Records that describe figures
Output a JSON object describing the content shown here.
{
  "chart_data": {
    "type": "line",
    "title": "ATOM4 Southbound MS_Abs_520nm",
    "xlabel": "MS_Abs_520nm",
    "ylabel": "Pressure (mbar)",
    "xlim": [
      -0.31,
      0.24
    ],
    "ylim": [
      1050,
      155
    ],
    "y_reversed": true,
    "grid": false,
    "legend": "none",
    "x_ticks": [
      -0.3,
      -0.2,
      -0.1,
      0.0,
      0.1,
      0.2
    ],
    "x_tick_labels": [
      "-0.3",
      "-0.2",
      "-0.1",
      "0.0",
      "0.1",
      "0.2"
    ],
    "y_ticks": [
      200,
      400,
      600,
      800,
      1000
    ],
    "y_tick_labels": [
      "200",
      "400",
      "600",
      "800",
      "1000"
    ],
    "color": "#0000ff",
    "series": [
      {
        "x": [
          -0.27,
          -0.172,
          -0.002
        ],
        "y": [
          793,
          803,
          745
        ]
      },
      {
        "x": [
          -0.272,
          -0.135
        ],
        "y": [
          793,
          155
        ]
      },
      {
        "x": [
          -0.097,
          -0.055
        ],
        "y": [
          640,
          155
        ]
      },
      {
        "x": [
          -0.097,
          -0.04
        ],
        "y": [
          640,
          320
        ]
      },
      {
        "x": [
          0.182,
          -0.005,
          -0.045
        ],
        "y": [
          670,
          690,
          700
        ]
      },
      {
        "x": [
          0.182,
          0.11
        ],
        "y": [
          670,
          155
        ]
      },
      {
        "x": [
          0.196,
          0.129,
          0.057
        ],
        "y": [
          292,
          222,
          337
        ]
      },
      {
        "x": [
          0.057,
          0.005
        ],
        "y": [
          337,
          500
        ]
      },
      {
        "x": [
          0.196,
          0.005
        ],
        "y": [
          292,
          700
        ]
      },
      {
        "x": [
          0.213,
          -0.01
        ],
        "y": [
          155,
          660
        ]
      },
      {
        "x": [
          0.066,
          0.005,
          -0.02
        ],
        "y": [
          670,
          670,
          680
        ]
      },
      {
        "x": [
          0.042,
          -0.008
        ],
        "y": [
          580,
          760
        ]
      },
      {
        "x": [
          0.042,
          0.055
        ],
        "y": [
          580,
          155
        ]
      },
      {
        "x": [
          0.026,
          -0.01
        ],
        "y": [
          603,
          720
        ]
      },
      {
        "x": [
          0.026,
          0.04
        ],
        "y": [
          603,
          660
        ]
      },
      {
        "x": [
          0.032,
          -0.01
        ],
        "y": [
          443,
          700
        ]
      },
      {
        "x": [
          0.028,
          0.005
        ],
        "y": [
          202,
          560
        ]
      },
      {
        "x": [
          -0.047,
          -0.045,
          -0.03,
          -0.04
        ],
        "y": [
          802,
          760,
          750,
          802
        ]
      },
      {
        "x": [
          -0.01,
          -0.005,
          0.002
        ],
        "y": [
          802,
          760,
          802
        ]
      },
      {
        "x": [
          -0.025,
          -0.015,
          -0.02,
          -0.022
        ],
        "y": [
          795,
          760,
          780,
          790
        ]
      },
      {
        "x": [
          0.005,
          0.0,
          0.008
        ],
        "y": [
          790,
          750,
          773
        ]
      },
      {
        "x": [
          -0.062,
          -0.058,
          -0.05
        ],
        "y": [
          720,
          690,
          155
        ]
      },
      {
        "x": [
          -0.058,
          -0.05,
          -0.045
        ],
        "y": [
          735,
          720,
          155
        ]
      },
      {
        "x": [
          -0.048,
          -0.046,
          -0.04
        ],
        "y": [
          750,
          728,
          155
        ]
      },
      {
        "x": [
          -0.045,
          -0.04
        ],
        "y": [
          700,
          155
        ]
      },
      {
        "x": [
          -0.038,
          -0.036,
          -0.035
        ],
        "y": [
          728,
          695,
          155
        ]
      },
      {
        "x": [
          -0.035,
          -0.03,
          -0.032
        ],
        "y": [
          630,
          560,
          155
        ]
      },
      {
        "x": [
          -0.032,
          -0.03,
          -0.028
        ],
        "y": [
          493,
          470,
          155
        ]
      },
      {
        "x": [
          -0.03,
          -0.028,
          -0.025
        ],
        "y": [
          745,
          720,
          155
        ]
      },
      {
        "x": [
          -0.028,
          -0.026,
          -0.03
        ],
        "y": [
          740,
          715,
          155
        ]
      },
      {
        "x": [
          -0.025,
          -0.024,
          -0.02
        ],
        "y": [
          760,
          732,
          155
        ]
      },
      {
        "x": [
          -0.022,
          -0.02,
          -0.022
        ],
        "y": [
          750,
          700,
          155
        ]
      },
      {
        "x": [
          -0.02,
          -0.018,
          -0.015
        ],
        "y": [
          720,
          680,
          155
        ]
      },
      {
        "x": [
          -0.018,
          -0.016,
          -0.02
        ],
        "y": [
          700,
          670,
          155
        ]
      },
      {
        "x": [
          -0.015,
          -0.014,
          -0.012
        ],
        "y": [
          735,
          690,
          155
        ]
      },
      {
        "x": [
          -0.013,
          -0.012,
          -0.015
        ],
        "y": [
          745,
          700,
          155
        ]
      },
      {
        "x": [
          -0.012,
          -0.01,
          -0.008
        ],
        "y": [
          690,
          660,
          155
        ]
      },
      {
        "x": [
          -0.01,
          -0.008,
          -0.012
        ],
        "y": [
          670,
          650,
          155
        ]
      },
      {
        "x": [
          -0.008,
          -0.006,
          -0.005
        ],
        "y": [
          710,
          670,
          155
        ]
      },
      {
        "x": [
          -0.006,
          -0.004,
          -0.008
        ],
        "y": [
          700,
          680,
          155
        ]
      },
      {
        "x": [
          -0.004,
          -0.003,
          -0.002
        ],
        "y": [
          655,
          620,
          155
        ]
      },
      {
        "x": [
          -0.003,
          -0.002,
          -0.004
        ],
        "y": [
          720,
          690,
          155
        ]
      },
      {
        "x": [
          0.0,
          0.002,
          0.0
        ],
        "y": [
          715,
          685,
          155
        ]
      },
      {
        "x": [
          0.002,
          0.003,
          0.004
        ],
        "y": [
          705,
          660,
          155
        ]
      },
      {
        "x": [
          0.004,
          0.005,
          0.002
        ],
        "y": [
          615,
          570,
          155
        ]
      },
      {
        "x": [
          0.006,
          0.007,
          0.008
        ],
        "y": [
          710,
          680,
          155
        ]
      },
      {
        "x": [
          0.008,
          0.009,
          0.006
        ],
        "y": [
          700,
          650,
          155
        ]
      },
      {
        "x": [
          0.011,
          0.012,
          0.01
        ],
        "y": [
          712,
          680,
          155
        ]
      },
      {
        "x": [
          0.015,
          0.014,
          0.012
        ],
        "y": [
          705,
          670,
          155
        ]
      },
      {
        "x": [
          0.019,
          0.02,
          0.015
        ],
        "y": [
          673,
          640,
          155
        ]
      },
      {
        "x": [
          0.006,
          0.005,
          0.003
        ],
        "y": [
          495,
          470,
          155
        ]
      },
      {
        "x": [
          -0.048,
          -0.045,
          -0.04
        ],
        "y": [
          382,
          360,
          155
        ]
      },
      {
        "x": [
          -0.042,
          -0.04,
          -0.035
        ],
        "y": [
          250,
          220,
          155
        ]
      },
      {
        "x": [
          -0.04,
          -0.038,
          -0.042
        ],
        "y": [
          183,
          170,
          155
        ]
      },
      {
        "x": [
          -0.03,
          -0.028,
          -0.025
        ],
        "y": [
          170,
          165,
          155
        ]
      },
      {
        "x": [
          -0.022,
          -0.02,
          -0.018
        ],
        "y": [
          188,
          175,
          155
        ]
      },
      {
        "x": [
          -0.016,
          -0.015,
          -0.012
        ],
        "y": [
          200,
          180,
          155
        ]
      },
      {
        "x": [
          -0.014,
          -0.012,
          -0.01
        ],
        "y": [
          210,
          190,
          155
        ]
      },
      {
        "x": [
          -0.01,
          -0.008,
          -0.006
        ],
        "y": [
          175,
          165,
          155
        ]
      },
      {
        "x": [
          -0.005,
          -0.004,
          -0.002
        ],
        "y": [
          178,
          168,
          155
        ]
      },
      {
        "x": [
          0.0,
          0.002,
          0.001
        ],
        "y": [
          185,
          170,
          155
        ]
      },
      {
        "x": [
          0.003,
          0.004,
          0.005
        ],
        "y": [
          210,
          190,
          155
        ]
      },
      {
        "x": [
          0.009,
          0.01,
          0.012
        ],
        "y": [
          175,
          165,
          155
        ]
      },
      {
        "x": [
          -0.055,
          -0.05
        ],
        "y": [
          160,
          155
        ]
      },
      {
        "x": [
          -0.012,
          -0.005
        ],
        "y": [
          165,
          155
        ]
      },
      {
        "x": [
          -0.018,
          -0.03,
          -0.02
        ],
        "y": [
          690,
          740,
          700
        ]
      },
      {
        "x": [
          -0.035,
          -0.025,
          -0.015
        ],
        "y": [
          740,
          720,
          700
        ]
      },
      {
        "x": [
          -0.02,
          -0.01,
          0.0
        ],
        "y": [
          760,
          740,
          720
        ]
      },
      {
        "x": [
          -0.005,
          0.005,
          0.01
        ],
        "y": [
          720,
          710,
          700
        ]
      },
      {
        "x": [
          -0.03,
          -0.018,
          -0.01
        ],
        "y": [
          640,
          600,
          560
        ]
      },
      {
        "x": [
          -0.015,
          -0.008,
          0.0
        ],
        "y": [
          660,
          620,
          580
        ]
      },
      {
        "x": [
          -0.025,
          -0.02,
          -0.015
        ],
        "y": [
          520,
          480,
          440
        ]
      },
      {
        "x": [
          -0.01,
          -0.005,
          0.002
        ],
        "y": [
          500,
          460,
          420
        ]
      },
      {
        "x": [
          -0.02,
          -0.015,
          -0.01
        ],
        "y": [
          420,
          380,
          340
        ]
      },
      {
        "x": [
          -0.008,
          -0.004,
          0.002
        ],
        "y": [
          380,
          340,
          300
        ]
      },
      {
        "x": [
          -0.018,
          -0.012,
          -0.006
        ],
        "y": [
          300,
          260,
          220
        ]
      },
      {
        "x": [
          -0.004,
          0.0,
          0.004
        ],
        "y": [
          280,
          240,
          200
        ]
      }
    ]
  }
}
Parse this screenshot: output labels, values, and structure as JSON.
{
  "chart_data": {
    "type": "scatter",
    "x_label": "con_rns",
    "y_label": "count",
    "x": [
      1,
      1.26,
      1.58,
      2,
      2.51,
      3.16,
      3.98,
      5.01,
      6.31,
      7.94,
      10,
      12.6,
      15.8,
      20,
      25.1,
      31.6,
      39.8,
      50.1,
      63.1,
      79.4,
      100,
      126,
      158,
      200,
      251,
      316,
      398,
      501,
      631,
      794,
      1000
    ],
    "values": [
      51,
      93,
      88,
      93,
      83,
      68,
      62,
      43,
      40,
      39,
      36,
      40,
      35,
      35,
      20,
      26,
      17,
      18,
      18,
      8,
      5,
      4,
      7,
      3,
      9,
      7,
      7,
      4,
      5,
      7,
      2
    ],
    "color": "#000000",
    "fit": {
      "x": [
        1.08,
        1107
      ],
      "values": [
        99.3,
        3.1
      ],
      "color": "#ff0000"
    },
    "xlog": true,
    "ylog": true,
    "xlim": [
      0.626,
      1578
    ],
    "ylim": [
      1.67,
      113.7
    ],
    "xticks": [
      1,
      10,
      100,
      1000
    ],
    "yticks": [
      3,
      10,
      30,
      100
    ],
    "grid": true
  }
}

# GIVEN TASK
From the line that contains "Parse this screenshot: output" down to the last line of the listing above, repeat each line exactly, and include nothing else.

# SOLVED EXERCISE
Parse this screenshot: output labels, values, and structure as JSON.
{
  "chart_data": {
    "type": "scatter",
    "x_label": "con_rns",
    "y_label": "count",
    "x": [
      1,
      1.26,
      1.58,
      2,
      2.51,
      3.16,
      3.98,
      5.01,
      6.31,
      7.94,
      10,
      12.6,
      15.8,
      20,
      25.1,
      31.6,
      39.8,
      50.1,
      63.1,
      79.4,
      100,
      126,
      158,
      200,
      251,
      316,
      398,
      501,
      631,
      794,
      1000
    ],
    "values": [
      51,
      93,
      88,
      93,
      83,
      68,
      62,
      43,
      40,
      39,
      36,
      40,
      35,
      35,
      20,
      26,
      17,
      18,
      18,
      8,
      5,
      4,
      7,
      3,
      9,
      7,
      7,
      4,
      5,
      7,
      2
    ],
    "color": "#000000",
    "fit": {
      "x": [
        1.08,
        1107
      ],
      "values": [
        99.3,
        3.1
      ],
      "color": "#ff0000"
    },
    "xlog": true,
    "ylog": true,
    "xlim": [
      0.626,
      1578
    ],
    "ylim": [
      1.67,
      113.7
    ],
    "xticks": [
      1,
      10,
      100,
      1000
    ],
    "yticks": [
      3,
      10,
      30,
      100
    ],
    "grid": true
  }
}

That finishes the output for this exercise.